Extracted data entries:
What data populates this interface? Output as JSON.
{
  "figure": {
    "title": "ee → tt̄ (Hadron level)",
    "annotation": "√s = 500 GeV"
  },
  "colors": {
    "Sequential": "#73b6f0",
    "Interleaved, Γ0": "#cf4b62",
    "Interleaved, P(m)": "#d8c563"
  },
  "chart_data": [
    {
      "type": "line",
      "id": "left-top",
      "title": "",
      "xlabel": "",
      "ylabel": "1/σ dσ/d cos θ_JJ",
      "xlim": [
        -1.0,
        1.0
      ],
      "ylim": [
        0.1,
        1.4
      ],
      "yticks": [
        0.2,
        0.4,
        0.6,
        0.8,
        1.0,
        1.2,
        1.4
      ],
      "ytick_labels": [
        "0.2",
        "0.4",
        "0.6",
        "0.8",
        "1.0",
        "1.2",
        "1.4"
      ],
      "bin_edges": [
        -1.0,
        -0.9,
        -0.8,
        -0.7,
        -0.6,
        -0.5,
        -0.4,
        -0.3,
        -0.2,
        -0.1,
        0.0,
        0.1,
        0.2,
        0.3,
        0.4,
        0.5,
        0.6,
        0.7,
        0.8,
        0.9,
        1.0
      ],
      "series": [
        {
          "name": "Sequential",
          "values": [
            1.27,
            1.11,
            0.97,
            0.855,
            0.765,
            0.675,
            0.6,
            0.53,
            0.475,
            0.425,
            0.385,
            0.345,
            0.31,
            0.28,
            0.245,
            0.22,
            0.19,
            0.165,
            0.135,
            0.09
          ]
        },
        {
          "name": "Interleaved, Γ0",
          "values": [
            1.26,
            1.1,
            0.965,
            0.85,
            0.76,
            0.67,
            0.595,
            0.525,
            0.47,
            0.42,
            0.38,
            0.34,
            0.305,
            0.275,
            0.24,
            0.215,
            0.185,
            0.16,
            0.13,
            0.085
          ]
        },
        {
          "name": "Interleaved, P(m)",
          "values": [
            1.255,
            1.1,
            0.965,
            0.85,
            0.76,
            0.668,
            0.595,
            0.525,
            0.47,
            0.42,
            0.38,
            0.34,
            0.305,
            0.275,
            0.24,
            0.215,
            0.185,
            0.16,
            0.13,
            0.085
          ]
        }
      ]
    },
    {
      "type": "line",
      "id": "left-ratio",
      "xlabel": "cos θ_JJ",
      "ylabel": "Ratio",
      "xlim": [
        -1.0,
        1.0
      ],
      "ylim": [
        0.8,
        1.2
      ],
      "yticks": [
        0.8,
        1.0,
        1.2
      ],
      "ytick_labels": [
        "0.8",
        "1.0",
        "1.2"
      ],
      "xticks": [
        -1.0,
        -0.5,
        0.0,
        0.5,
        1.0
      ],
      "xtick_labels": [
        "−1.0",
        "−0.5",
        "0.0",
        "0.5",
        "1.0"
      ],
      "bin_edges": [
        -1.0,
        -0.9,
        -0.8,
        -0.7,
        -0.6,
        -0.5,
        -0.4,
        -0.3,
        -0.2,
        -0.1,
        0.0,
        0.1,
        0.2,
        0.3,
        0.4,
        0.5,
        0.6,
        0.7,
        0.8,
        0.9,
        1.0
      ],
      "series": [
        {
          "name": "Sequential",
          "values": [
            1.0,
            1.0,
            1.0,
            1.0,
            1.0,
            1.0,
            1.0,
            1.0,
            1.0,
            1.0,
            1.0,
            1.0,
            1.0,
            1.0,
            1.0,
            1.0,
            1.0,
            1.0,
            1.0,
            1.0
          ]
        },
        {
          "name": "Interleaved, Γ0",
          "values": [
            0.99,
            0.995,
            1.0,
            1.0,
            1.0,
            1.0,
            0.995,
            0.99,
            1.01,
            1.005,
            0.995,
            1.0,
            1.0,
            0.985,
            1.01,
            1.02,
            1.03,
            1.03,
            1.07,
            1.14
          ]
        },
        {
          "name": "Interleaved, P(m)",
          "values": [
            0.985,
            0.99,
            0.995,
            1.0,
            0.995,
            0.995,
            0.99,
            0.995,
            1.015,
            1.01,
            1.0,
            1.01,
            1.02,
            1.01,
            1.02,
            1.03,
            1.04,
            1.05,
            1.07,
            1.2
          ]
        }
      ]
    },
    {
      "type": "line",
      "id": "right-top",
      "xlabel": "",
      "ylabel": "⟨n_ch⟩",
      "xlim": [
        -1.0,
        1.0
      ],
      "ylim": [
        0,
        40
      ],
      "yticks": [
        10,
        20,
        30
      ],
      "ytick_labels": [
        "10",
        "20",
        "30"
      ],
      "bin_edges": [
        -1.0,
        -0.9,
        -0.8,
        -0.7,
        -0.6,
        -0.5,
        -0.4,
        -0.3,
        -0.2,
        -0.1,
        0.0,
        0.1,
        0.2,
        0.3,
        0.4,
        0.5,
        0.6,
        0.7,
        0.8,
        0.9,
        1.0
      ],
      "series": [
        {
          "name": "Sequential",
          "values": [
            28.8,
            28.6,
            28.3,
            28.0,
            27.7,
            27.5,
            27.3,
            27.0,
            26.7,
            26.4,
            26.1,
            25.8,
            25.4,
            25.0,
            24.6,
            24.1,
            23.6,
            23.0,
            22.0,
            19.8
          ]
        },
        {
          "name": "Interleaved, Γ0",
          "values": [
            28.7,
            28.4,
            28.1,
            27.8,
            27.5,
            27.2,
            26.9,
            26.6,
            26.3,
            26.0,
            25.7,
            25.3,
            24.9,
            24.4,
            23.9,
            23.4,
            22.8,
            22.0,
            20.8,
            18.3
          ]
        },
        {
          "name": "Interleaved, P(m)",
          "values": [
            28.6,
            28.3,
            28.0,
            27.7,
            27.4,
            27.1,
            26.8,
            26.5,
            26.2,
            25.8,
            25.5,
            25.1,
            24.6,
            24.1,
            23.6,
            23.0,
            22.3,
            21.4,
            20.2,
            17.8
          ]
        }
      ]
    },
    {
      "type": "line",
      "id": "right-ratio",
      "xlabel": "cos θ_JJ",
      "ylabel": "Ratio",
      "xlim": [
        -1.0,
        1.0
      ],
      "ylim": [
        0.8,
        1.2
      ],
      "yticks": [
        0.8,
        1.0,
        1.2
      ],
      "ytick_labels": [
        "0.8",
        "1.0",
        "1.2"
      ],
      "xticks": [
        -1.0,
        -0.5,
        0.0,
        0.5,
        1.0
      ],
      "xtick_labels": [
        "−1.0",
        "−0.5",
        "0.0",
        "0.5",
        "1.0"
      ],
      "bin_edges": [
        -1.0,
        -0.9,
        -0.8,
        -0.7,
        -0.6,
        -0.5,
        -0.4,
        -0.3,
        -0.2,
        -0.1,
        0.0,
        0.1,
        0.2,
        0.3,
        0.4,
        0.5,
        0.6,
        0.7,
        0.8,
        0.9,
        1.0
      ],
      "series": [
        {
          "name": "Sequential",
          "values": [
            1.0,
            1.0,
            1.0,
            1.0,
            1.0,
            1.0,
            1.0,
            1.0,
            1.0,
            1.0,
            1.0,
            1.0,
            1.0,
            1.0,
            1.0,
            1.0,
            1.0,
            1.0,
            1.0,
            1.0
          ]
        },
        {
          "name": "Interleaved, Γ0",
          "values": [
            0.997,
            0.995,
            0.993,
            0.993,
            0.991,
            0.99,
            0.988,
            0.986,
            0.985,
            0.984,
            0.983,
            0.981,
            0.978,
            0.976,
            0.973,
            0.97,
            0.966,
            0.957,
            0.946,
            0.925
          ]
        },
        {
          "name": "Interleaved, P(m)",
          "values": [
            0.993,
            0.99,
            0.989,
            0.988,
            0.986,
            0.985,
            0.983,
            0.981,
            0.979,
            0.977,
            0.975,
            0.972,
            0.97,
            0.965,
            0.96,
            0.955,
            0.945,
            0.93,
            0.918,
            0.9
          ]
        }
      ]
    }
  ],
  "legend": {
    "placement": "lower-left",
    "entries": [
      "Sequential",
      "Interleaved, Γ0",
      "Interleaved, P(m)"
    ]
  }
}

[What is required] In the listing above, how many lines include the word "ylabel"? Answer with the number and nothing more.

[Solution] 4